• Exercise instructions
Gather up the lines with the word "Information" in them.

• Exercise input
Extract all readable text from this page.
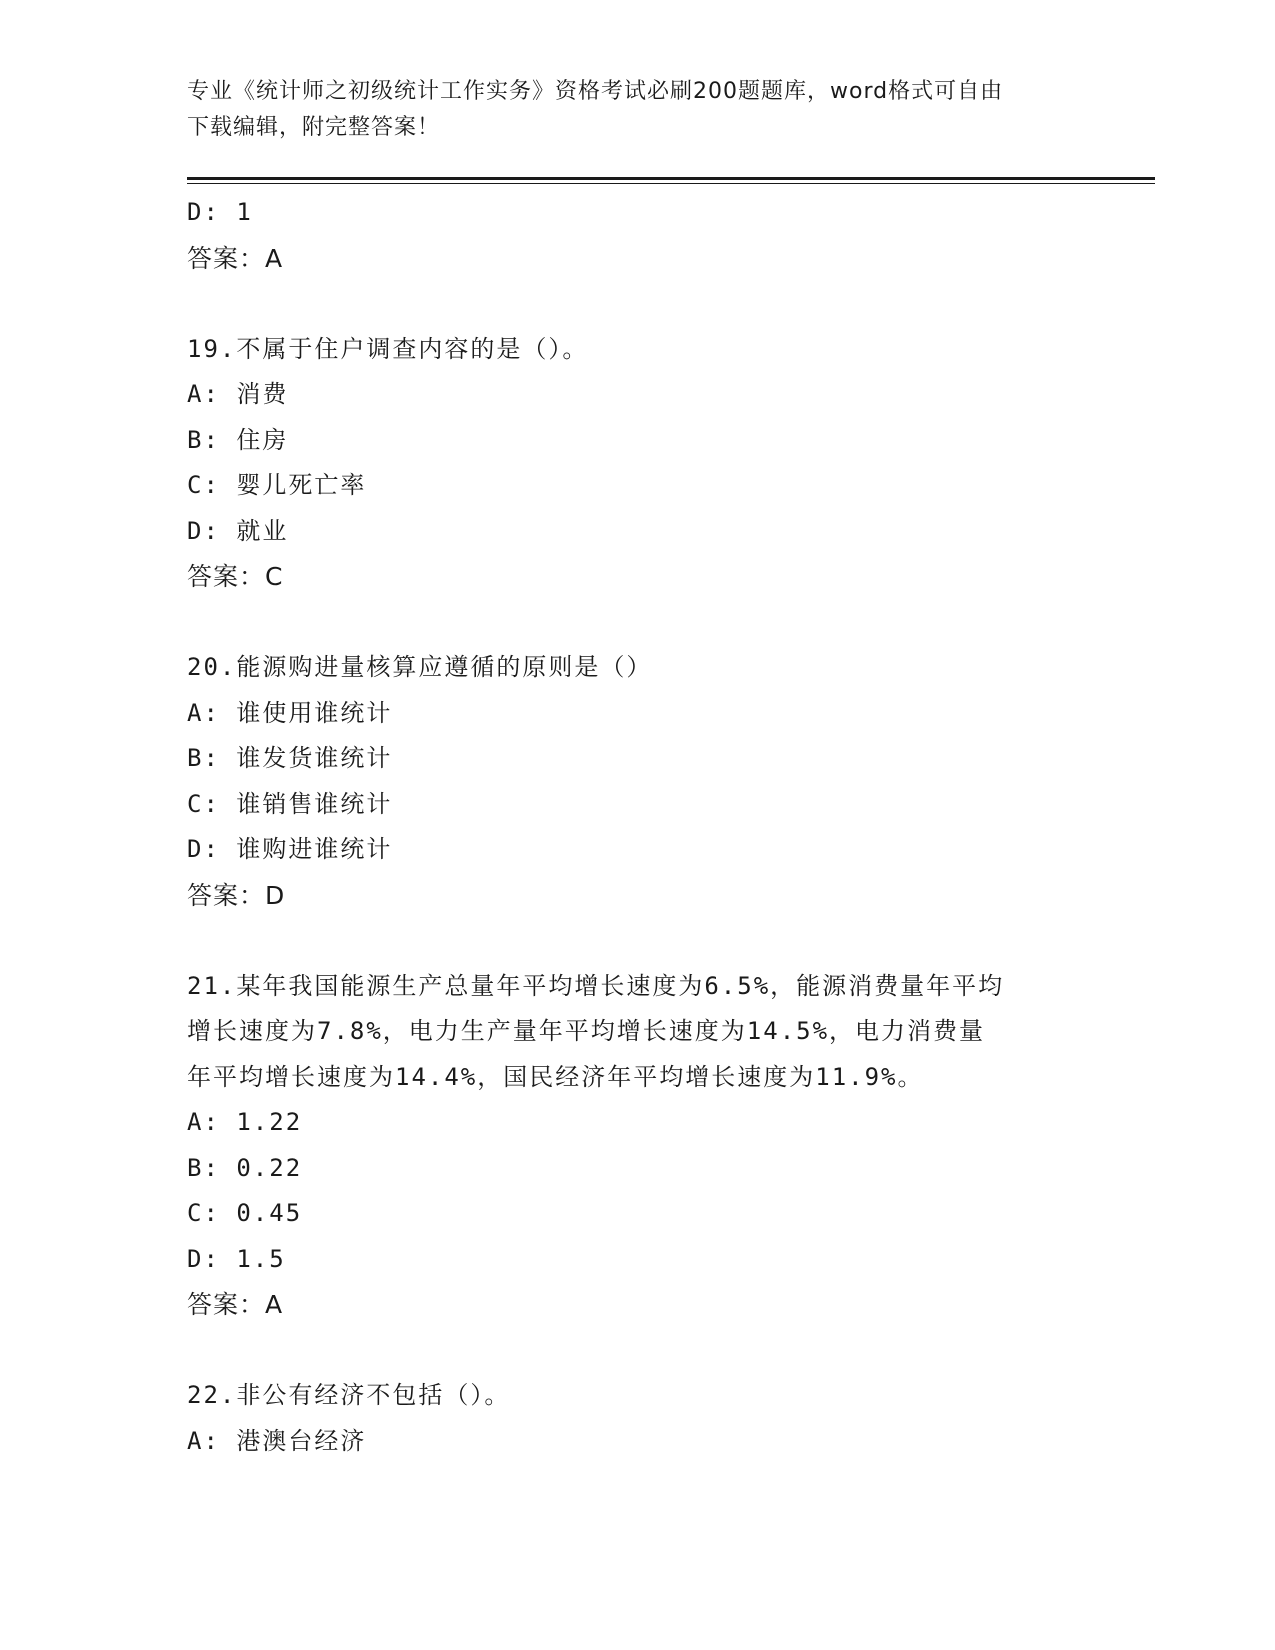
专业《统计师之初级统计工作实务》资格考试必刷200题题库，word格式可自由
下载编辑，附完整答案！
D: 1
答案：A
19.不属于住户调查内容的是（）。
A: 消费
B: 住房
C: 婴儿死亡率
D: 就业
答案：C
20.能源购进量核算应遵循的原则是（）
A: 谁使用谁统计
B: 谁发货谁统计
C: 谁销售谁统计
D: 谁购进谁统计
答案：D
21.某年我国能源生产总量年平均增长速度为6.5%，能源消费量年平均
增长速度为7.8%，电力生产量年平均增长速度为14.5%，电力消费量
年平均增长速度为14.4%，国民经济年平均增长速度为11.9%。
A: 1.22
B: 0.22
C: 0.45
D: 1.5
答案：A
22.非公有经济不包括（）。
A: 港澳台经济
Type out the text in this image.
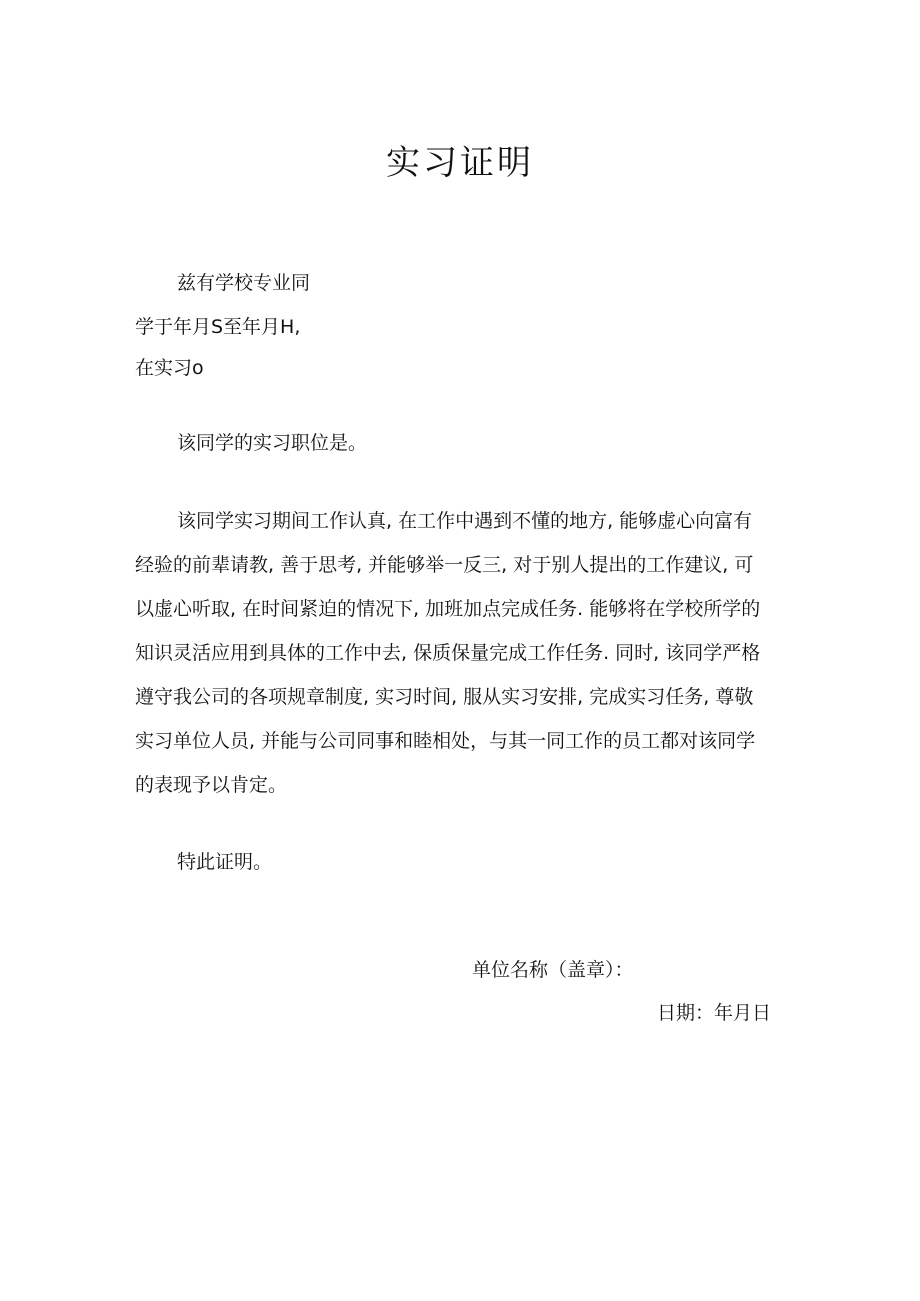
实习证明
兹有学校专业同
学于年月S至年月H,
在实习o
该同学的实习职位是。
该同学实习期间工作认真, 在工作中遇到不懂的地方, 能够虚心向富有
经验的前辈请教, 善于思考, 并能够举一反三, 对于别人提出的工作建议, 可
以虚心听取, 在时间紧迫的情况下, 加班加点完成任务. 能够将在学校所学的
知识灵活应用到具体的工作中去, 保质保量完成工作任务. 同时, 该同学严格
遵守我公司的各项规章制度, 实习时间, 服从实习安排, 完成实习任务, 尊敬
实习单位人员, 并能与公司同事和睦相处，与其一同工作的员工都对该同学
的表现予以肯定。
特此证明。
单位名称（盖章）：
日期：年月日
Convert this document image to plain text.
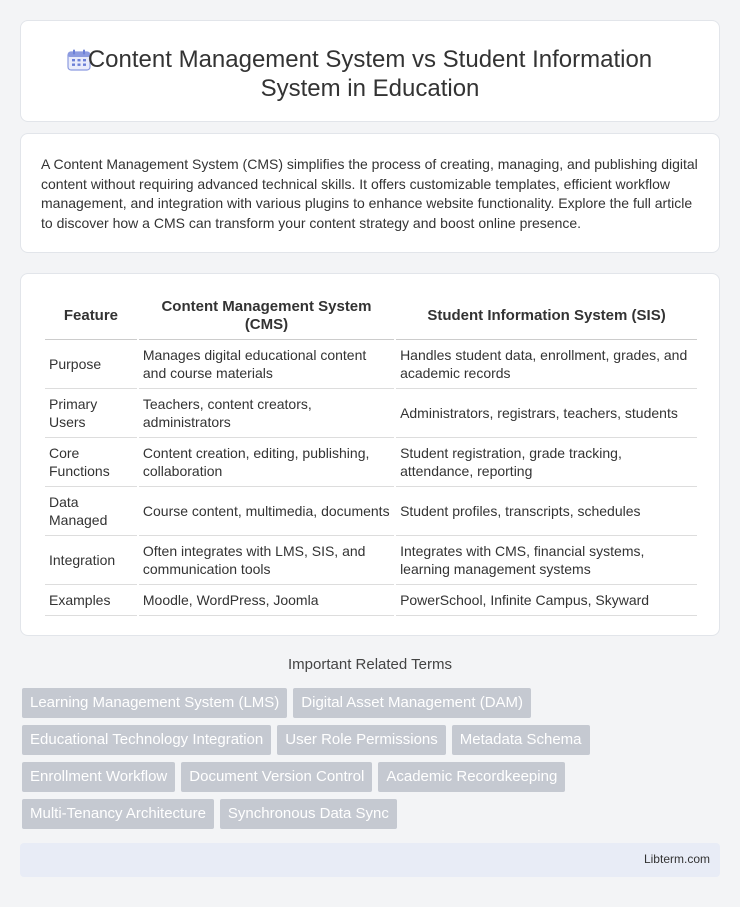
Content Management System vs Student Information System in Education

A Content Management System (CMS) simplifies the process of creating, managing, and publishing digital content without requiring advanced technical skills. It offers customizable templates, efficient workflow management, and integration with various plugins to enhance website functionality. Explore the full article to discover how a CMS can transform your content strategy and boost online presence.

Feature	Content Management System (CMS)	Student Information System (SIS)
Purpose	Manages digital educational content and course materials	Handles student data, enrollment, grades, and academic records
Primary Users	Teachers, content creators, administrators	Administrators, registrars, teachers, students
Core Functions	Content creation, editing, publishing, collaboration	Student registration, grade tracking, attendance, reporting
Data Managed	Course content, multimedia, documents	Student profiles, transcripts, schedules
Integration	Often integrates with LMS, SIS, and communication tools	Integrates with CMS, financial systems, learning management systems
Examples	Moodle, WordPress, Joomla	PowerSchool, Infinite Campus, Skyward
Important Related Terms
Learning Management System (LMS)	Digital Asset Management (DAM)
Educational Technology Integration	User Role Permissions	Metadata Schema
Enrollment Workflow	Document Version Control	Academic Recordkeeping
Multi-Tenancy Architecture	Synchronous Data Sync
Libterm.com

• Response below
Content Management System vs Student Information System in Education
Feature	Content Management System (CMS)	Student Information System (SIS)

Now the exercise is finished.